[Extracted data entries]
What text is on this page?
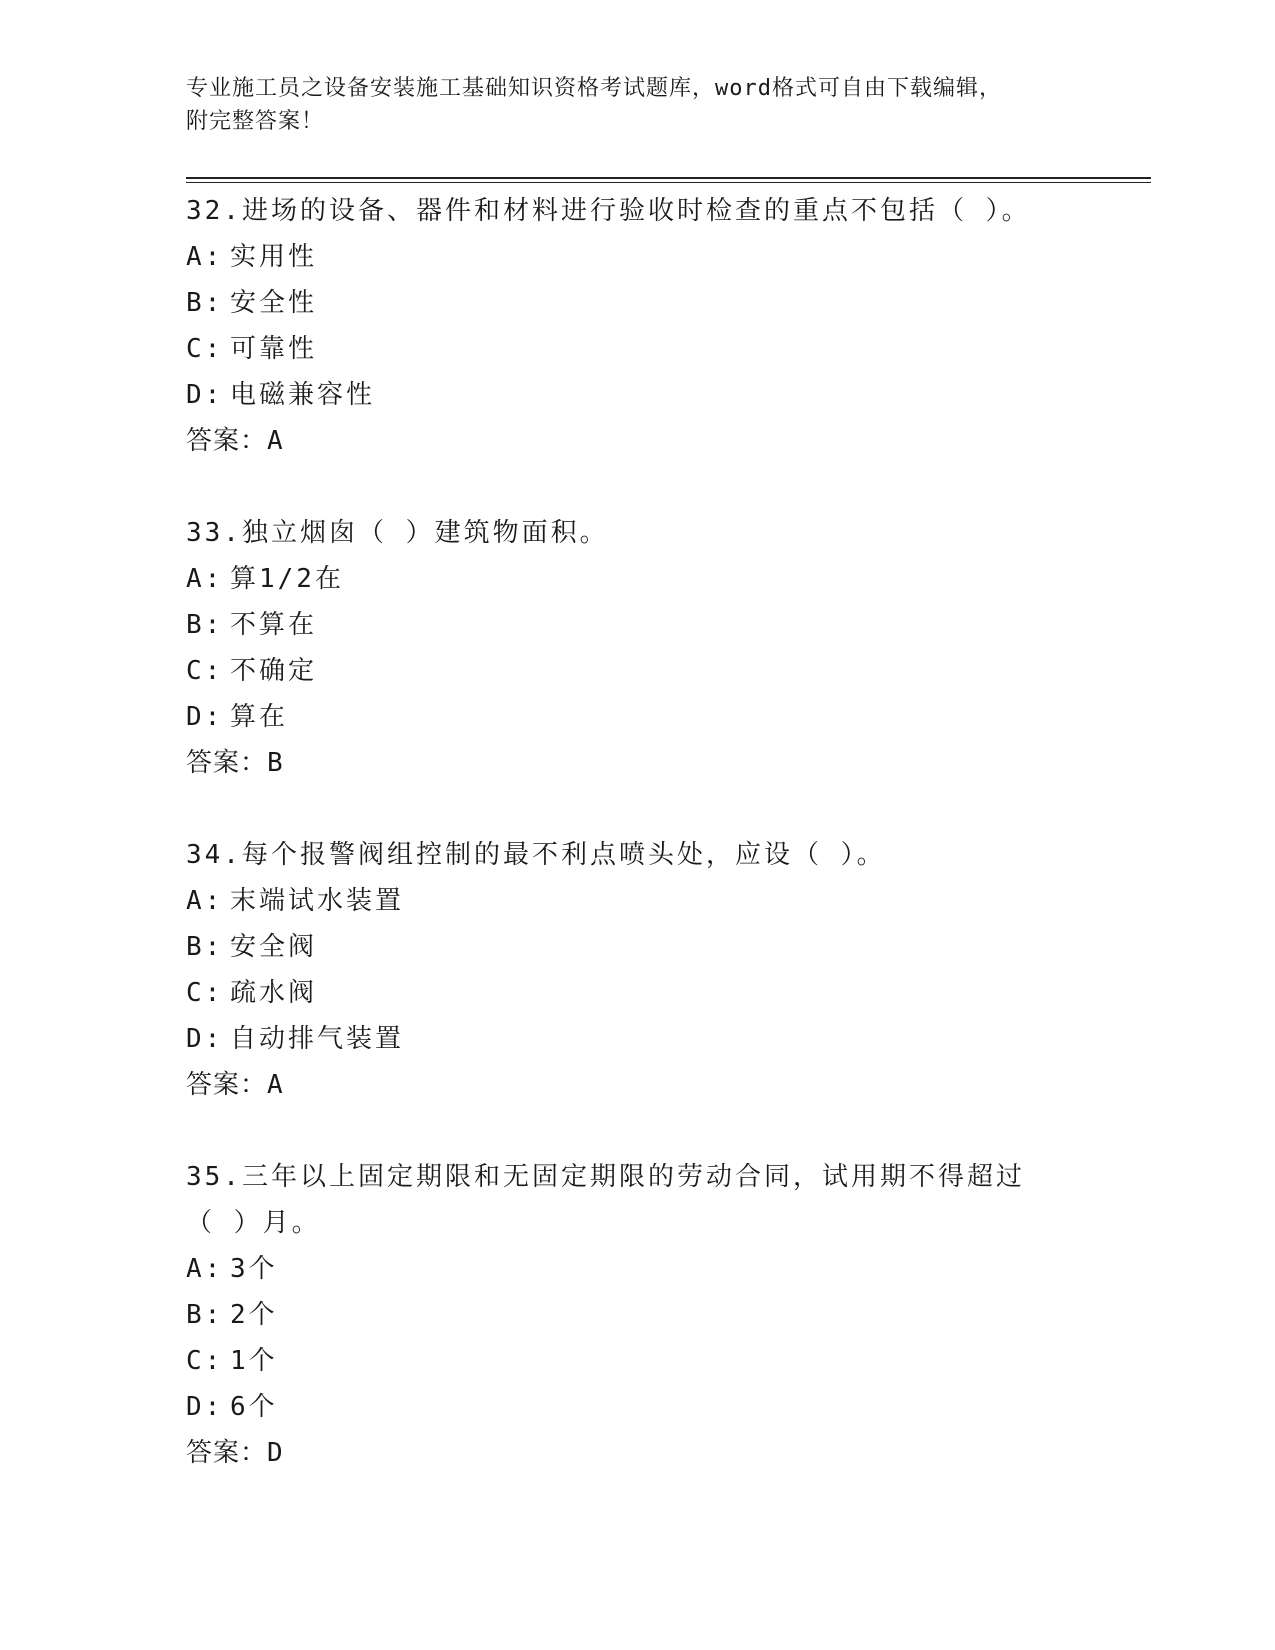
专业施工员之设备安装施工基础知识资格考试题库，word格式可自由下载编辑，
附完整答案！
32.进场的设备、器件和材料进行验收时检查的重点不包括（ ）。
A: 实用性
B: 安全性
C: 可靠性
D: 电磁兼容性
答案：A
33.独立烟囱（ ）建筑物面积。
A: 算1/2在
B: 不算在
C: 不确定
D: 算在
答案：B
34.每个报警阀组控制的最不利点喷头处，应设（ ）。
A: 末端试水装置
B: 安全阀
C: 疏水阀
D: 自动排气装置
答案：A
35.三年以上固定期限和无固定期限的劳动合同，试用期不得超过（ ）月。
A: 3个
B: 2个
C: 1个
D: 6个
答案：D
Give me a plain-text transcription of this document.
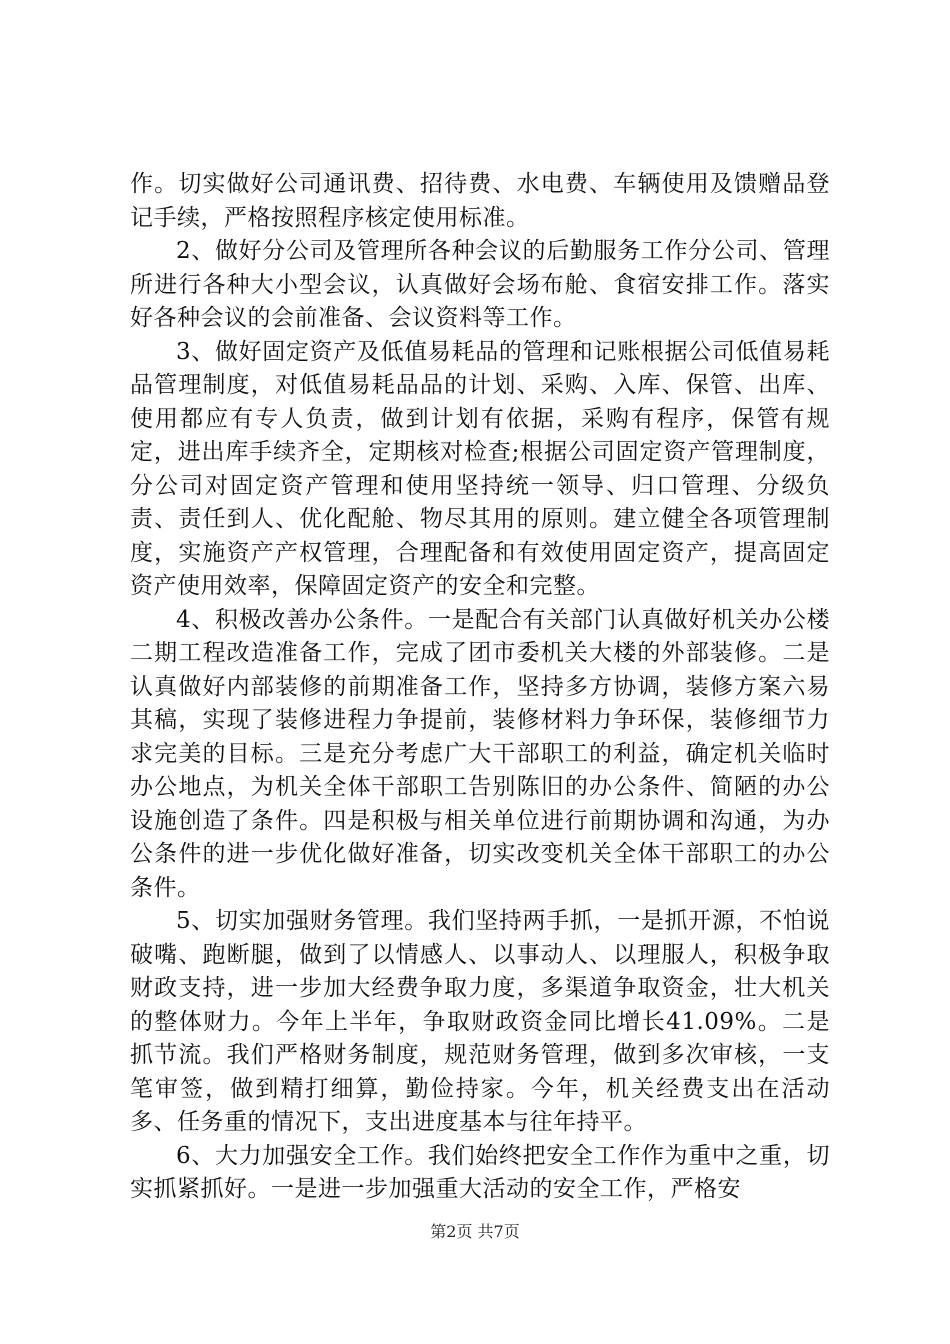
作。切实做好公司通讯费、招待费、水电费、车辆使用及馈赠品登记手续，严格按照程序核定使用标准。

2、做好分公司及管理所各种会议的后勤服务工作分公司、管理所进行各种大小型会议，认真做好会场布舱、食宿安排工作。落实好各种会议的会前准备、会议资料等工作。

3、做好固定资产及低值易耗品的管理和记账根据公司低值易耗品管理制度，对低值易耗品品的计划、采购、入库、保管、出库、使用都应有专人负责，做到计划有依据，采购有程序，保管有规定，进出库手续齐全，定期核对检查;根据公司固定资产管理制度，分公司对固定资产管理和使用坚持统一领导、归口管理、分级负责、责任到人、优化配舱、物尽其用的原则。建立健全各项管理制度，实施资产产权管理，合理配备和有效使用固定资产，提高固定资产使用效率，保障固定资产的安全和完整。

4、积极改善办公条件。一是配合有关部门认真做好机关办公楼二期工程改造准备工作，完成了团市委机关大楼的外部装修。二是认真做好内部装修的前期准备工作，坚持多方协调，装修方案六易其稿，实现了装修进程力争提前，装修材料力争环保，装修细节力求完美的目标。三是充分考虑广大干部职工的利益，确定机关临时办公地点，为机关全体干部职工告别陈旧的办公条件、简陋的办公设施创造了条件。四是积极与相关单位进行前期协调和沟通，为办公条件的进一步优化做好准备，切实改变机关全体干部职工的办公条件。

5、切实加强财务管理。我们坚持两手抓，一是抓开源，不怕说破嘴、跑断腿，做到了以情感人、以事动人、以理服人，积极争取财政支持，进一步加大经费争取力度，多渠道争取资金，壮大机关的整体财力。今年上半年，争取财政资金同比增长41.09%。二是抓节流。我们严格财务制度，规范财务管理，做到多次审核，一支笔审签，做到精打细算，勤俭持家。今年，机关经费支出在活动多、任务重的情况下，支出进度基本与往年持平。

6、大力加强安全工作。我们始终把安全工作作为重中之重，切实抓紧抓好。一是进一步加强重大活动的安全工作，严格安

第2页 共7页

§ Directions
Using the records above, pull out each line where the word "text" occurs.

§ Problem solution
What text is on this page?
Give me a plain-text transcription of this document.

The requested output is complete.